__TASK TO COMPLETE__
Your task is to copy the listing exactly, with the pictures left out.

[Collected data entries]

══════════════════════════════

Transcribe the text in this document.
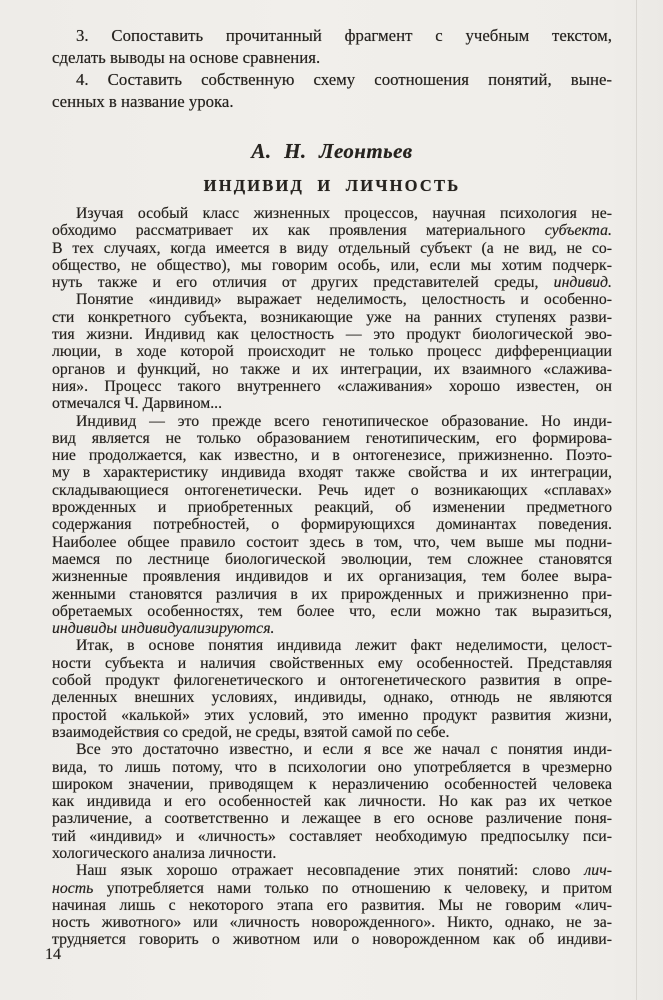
3. Сопоставить прочитанный фрагмент с учебным текстом,
сделать выводы на основе сравнения.
4. Составить собственную схему соотношения понятий, выне-
сенных в название урока.
А. Н. Леонтьев
ИНДИВИД И ЛИЧНОСТЬ
Изучая особый класс жизненных процессов, научная психология не-
обходимо рассматривает их как проявления материального субъекта.
В тех случаях, когда имеется в виду отдельный субъект (а не вид, не со-
общество, не общество), мы говорим особь, или, если мы хотим подчерк-
нуть также и его отличия от других представителей среды, индивид.
Понятие «индивид» выражает неделимость, целостность и особенно-
сти конкретного субъекта, возникающие уже на ранних ступенях разви-
тия жизни. Индивид как целостность — это продукт биологической эво-
люции, в ходе которой происходит не только процесс дифференциации
органов и функций, но также и их интеграции, их взаимного «слажива-
ния». Процесс такого внутреннего «слаживания» хорошо известен, он
отмечался Ч. Дарвином...
Индивид — это прежде всего генотипическое образование. Но инди-
вид является не только образованием генотипическим, его формирова-
ние продолжается, как известно, и в онтогенезисе, прижизненно. Поэто-
му в характеристику индивида входят также свойства и их интеграции,
складывающиеся онтогенетически. Речь идет о возникающих «сплавах»
врожденных и приобретенных реакций, об изменении предметного
содержания потребностей, о формирующихся доминантах поведения.
Наиболее общее правило состоит здесь в том, что, чем выше мы подни-
маемся по лестнице биологической эволюции, тем сложнее становятся
жизненные проявления индивидов и их организация, тем более выра-
женными становятся различия в их прирожденных и прижизненно при-
обретаемых особенностях, тем более что, если можно так выразиться,
индивиды индивидуализируются.
Итак, в основе понятия индивида лежит факт неделимости, целост-
ности субъекта и наличия свойственных ему особенностей. Представляя
собой продукт филогенетического и онтогенетического развития в опре-
деленных внешних условиях, индивиды, однако, отнюдь не являются
простой «калькой» этих условий, это именно продукт развития жизни,
взаимодействия со средой, не среды, взятой самой по себе.
Все это достаточно известно, и если я все же начал с понятия инди-
вида, то лишь потому, что в психологии оно употребляется в чрезмерно
широком значении, приводящем к неразличению особенностей человека
как индивида и его особенностей как личности. Но как раз их четкое
различение, а соответственно и лежащее в его основе различение поня-
тий «индивид» и «личность» составляет необходимую предпосылку пси-
хологического анализа личности.
Наш язык хорошо отражает несовпадение этих понятий: слово лич-
ность употребляется нами только по отношению к человеку, и притом
начиная лишь с некоторого этапа его развития. Мы не говорим «лич-
ность животного» или «личность новорожденного». Никто, однако, не за-
трудняется говорить о животном или о новорожденном как об индиви-
14
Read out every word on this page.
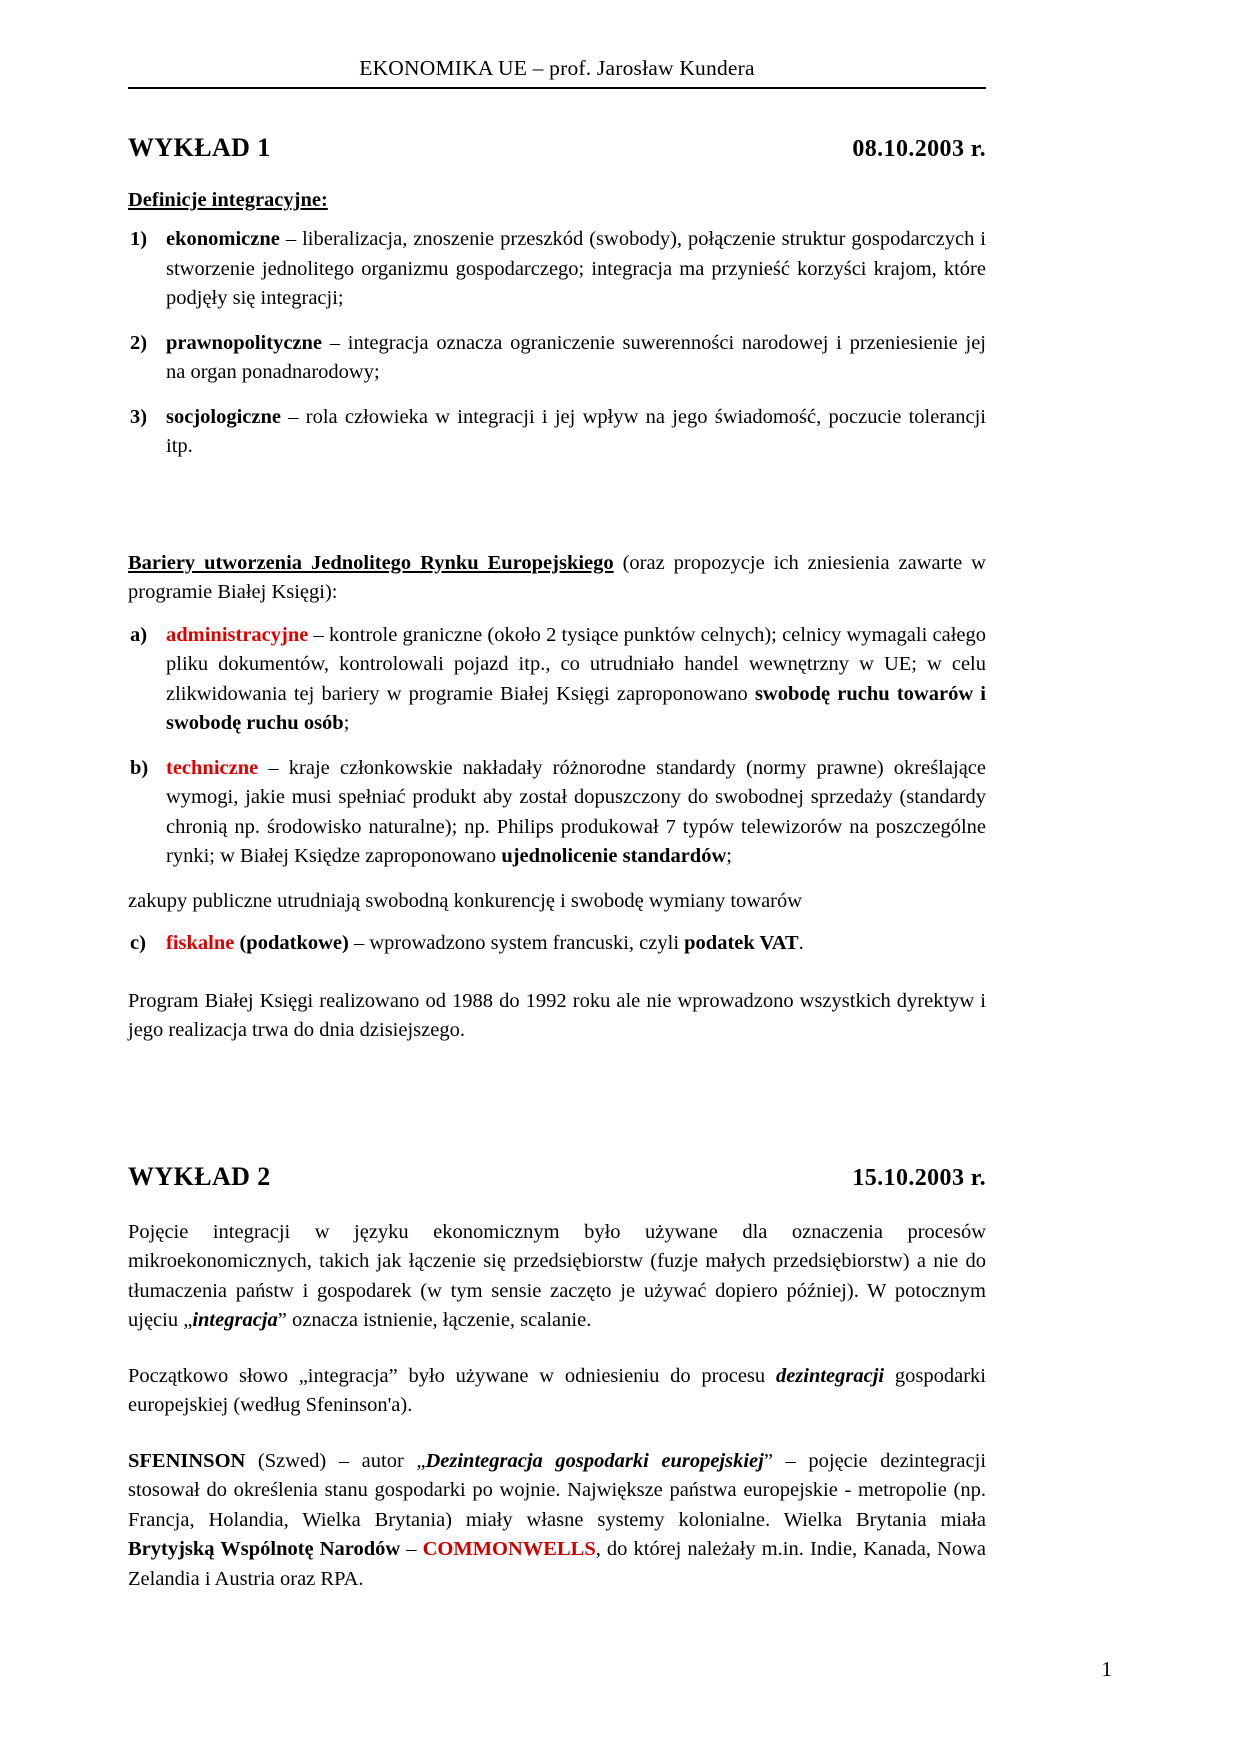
EKONOMIKA UE – prof. Jarosław Kundera
WYKŁAD 1	08.10.2003 r.
Definicje integracyjne:
1) ekonomiczne – liberalizacja, znoszenie przeszkód (swobody), połączenie struktur gospodarczych i stworzenie jednolitego organizmu gospodarczego; integracja ma przynieść korzyści krajom, które podjęły się integracji;
2) prawnopolityczne – integracja oznacza ograniczenie suwerenności narodowej i przeniesienie jej na organ ponadnarodowy;
3) socjologiczne – rola człowieka w integracji i jej wpływ na jego świadomość, poczucie tolerancji itp.

Bariery utworzenia Jednolitego Rynku Europejskiego (oraz propozycje ich zniesienia zawarte w programie Białej Księgi):

a) administracyjne – kontrole graniczne (około 2 tysiące punktów celnych); celnicy wymagali całego pliku dokumentów, kontrolowali pojazd itp., co utrudniało handel wewnętrzny w UE; w celu zlikwidowania tej bariery w programie Białej Księgi zaproponowano swobodę ruchu towarów i swobodę ruchu osób;
b) techniczne – kraje członkowskie nakładały różnorodne standardy (normy prawne) określające wymogi, jakie musi spełniać produkt aby został dopuszczony do swobodnej sprzedaży (standardy chronią np. środowisko naturalne); np. Philips produkował 7 typów telewizorów na poszczególne rynki; w Białej Księdze zaproponowano ujednolicenie standardów;

zakupy publiczne utrudniają swobodną konkurencję i swobodę wymiany towarów

c) fiskalne (podatkowe) – wprowadzono system francuski, czyli podatek VAT.

Program Białej Księgi realizowano od 1988 do 1992 roku ale nie wprowadzono wszystkich dyrektyw i jego realizacja trwa do dnia dzisiejszego.

WYKŁAD 2	15.10.2003 r.

Pojęcie integracji w języku ekonomicznym było używane dla oznaczenia procesów mikroekonomicznych, takich jak łączenie się przedsiębiorstw (fuzje małych przedsiębiorstw) a nie do tłumaczenia państw i gospodarek (w tym sensie zaczęto je używać dopiero później). W potocznym ujęciu „integracja” oznacza istnienie, łączenie, scalanie.

Początkowo słowo „integracja” było używane w odniesieniu do procesu dezintegracji gospodarki europejskiej (według Sfeninson'a).

SFENINSON (Szwed) – autor „Dezintegracja gospodarki europejskiej” – pojęcie dezintegracji stosował do określenia stanu gospodarki po wojnie. Największe państwa europejskie - metropolie (np. Francja, Holandia, Wielka Brytania) miały własne systemy kolonialne. Wielka Brytania miała Brytyjską Wspólnotę Narodów – COMMONWELLS, do której należały m.in. Indie, Kanada, Nowa Zelandia i Austria oraz RPA.

1
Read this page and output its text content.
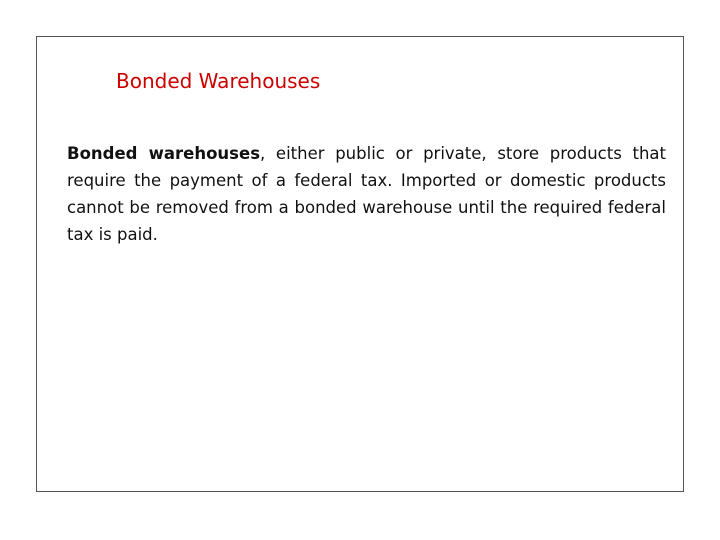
Bonded Warehouses

Bonded warehouses, either public or private, store products that require the payment of a federal tax. Imported or domestic products cannot be removed from a bonded warehouse until the required federal tax is paid.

══════════════════════════════

__EXERCISE RESPONSE__
Transcribe the text in this document.
3. Сопоставить прочитанный фрагмент с учебным текстом,
сделать выводы на основе сравнения.
4. Составить собственную схему соотношения понятий, выне-
сенных в название урока.
А. Н. Леонтьев
ИНДИВИД И ЛИЧНОСТЬ
Изучая особый класс жизненных процессов, научная психология не-
обходимо рассматривает их как проявления материального субъекта.
В тех случаях, когда имеется в виду отдельный субъект (а не вид, не со-
общество, не общество), мы говорим особь, или, если мы хотим подчерк-
нуть также и его отличия от других представителей среды, индивид.
Понятие «индивид» выражает неделимость, целостность и особенно-
сти конкретного субъекта, возникающие уже на ранних ступенях разви-
тия жизни. Индивид как целостность — это продукт биологической эво-
люции, в ходе которой происходит не только процесс дифференциации
органов и функций, но также и их интеграции, их взаимного «слажива-
ния». Процесс такого внутреннего «слаживания» хорошо известен, он
отмечался Ч. Дарвином...
Индивид — это прежде всего генотипическое образование. Но инди-
вид является не только образованием генотипическим, его формирова-
ние продолжается, как известно, и в онтогенезисе, прижизненно. Поэто-
му в характеристику индивида входят также свойства и их интеграции,
складывающиеся онтогенетически. Речь идет о возникающих «сплавах»
врожденных и приобретенных реакций, об изменении предметного
содержания потребностей, о формирующихся доминантах поведения.
Наиболее общее правило состоит здесь в том, что, чем выше мы подни-
маемся по лестнице биологической эволюции, тем сложнее становятся
жизненные проявления индивидов и их организация, тем более выра-
женными становятся различия в их прирожденных и прижизненно при-
обретаемых особенностях, тем более что, если можно так выразиться,
индивиды индивидуализируются.
Итак, в основе понятия индивида лежит факт неделимости, целост-
ности субъекта и наличия свойственных ему особенностей. Представляя
собой продукт филогенетического и онтогенетического развития в опре-
деленных внешних условиях, индивиды, однако, отнюдь не являются
простой «калькой» этих условий, это именно продукт развития жизни,
взаимодействия со средой, не среды, взятой самой по себе.
Все это достаточно известно, и если я все же начал с понятия инди-
вида, то лишь потому, что в психологии оно употребляется в чрезмерно
широком значении, приводящем к неразличению особенностей человека
как индивида и его особенностей как личности. Но как раз их четкое
различение, а соответственно и лежащее в его основе различение поня-
тий «индивид» и «личность» составляет необходимую предпосылку пси-
хологического анализа личности.
Наш язык хорошо отражает несовпадение этих понятий: слово лич-
ность употребляется нами только по отношению к человеку, и притом
начиная лишь с некоторого этапа его развития. Мы не говорим «лич-
ность животного» или «личность новорожденного». Никто, однако, не за-
трудняется говорить о животном или о новорожденном как об индиви-
14
Read out every word on this page.
EKONOMIKA UE – prof. Jarosław Kundera
WYKŁAD 1	08.10.2003 r.
Definicje integracyjne:
1) ekonomiczne – liberalizacja, znoszenie przeszkód (swobody), połączenie struktur gospodarczych i stworzenie jednolitego organizmu gospodarczego; integracja ma przynieść korzyści krajom, które podjęły się integracji;
2) prawnopolityczne – integracja oznacza ograniczenie suwerenności narodowej i przeniesienie jej na organ ponadnarodowy;
3) socjologiczne – rola człowieka w integracji i jej wpływ na jego świadomość, poczucie tolerancji itp.

Bariery utworzenia Jednolitego Rynku Europejskiego (oraz propozycje ich zniesienia zawarte w programie Białej Księgi):

a) administracyjne – kontrole graniczne (około 2 tysiące punktów celnych); celnicy wymagali całego pliku dokumentów, kontrolowali pojazd itp., co utrudniało handel wewnętrzny w UE; w celu zlikwidowania tej bariery w programie Białej Księgi zaproponowano swobodę ruchu towarów i swobodę ruchu osób;
b) techniczne – kraje członkowskie nakładały różnorodne standardy (normy prawne) określające wymogi, jakie musi spełniać produkt aby został dopuszczony do swobodnej sprzedaży (standardy chronią np. środowisko naturalne); np. Philips produkował 7 typów telewizorów na poszczególne rynki; w Białej Księdze zaproponowano ujednolicenie standardów;

zakupy publiczne utrudniają swobodną konkurencję i swobodę wymiany towarów

c) fiskalne (podatkowe) – wprowadzono system francuski, czyli podatek VAT.

Program Białej Księgi realizowano od 1988 do 1992 roku ale nie wprowadzono wszystkich dyrektyw i jego realizacja trwa do dnia dzisiejszego.

WYKŁAD 2	15.10.2003 r.

Pojęcie integracji w języku ekonomicznym było używane dla oznaczenia procesów mikroekonomicznych, takich jak łączenie się przedsiębiorstw (fuzje małych przedsiębiorstw) a nie do tłumaczenia państw i gospodarek (w tym sensie zaczęto je używać dopiero później). W potocznym ujęciu „integracja” oznacza istnienie, łączenie, scalanie.

Początkowo słowo „integracja” było używane w odniesieniu do procesu dezintegracji gospodarki europejskiej (według Sfeninson'a).

SFENINSON (Szwed) – autor „Dezintegracja gospodarki europejskiej” – pojęcie dezintegracji stosował do określenia stanu gospodarki po wojnie. Największe państwa europejskie - metropolie (np. Francja, Holandia, Wielka Brytania) miały własne systemy kolonialne. Wielka Brytania miała Brytyjską Wspólnotę Narodów – COMMONWELLS, do której należały m.in. Indie, Kanada, Nowa Zelandia i Austria oraz RPA.

1
Read this page and output its text content.
Bonded Warehouses

Bonded warehouses, either public or private, store products that require the payment of a federal tax. Imported or domestic products cannot be removed from a bonded warehouse until the required federal tax is paid.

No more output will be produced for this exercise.